-- start of Data section --

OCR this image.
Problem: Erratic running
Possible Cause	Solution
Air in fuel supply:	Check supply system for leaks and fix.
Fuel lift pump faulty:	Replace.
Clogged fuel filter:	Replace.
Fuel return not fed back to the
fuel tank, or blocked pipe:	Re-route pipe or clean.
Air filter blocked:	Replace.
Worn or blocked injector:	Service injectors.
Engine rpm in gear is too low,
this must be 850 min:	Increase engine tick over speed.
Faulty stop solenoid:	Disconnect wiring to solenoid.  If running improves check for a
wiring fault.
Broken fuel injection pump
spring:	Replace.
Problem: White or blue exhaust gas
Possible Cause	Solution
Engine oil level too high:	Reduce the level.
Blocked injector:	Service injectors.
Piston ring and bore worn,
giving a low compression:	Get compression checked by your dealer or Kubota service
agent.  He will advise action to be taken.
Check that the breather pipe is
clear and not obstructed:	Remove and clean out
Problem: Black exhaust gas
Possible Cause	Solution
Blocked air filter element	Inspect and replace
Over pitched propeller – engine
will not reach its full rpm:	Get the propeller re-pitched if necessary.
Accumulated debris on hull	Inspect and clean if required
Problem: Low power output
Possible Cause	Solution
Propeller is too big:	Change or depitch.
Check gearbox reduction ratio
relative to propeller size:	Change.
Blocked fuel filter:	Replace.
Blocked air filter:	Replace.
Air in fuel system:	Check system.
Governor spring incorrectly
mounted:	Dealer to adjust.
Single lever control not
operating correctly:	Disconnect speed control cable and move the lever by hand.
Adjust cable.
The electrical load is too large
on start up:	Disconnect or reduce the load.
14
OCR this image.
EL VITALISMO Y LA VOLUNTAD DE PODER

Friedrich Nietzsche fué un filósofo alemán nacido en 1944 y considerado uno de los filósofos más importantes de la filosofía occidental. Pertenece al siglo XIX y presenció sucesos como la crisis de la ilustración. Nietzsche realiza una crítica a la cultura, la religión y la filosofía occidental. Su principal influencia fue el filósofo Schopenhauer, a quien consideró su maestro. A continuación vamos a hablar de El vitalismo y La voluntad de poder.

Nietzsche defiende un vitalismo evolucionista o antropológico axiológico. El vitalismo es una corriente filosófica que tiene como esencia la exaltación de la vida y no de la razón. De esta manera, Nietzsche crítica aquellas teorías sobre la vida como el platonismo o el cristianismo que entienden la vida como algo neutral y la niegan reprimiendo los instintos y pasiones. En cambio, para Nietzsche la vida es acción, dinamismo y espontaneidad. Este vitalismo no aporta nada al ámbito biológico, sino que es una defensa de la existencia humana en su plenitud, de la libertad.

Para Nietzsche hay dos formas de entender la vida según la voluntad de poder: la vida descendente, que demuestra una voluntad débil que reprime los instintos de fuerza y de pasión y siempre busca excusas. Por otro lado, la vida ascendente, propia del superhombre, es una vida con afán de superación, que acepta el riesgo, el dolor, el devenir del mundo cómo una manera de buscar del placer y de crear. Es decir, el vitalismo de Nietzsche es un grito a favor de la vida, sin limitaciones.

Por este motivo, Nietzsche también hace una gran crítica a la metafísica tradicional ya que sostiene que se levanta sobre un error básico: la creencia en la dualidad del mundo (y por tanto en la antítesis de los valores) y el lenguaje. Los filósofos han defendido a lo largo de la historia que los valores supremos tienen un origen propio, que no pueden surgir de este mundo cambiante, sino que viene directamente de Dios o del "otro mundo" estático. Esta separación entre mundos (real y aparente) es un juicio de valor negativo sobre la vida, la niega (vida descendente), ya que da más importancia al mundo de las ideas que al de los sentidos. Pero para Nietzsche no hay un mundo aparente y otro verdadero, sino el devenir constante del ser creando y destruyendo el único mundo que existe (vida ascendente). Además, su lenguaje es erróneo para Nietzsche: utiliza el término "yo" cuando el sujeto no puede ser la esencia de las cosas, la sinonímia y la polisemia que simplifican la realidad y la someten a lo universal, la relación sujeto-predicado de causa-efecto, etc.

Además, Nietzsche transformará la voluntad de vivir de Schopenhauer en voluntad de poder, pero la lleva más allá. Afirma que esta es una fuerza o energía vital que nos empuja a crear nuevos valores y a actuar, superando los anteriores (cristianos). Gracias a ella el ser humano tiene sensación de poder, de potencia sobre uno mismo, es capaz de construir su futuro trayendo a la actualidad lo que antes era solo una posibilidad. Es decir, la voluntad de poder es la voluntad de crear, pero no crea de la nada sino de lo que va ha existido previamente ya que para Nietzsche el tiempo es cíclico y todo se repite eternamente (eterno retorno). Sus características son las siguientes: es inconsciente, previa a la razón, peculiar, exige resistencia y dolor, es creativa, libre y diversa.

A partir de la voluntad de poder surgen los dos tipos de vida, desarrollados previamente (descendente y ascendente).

-- end of Data section --

Given instruction ::
Copy each line of the data above that holds "Disconnect".

Output of the exercise ::
Faulty stop solenoid:	Disconnect wiring to solenoid.  If running improves check for a
operating correctly:	Disconnect speed control cable and move the lever by hand.
on start up:	Disconnect or reduce the load.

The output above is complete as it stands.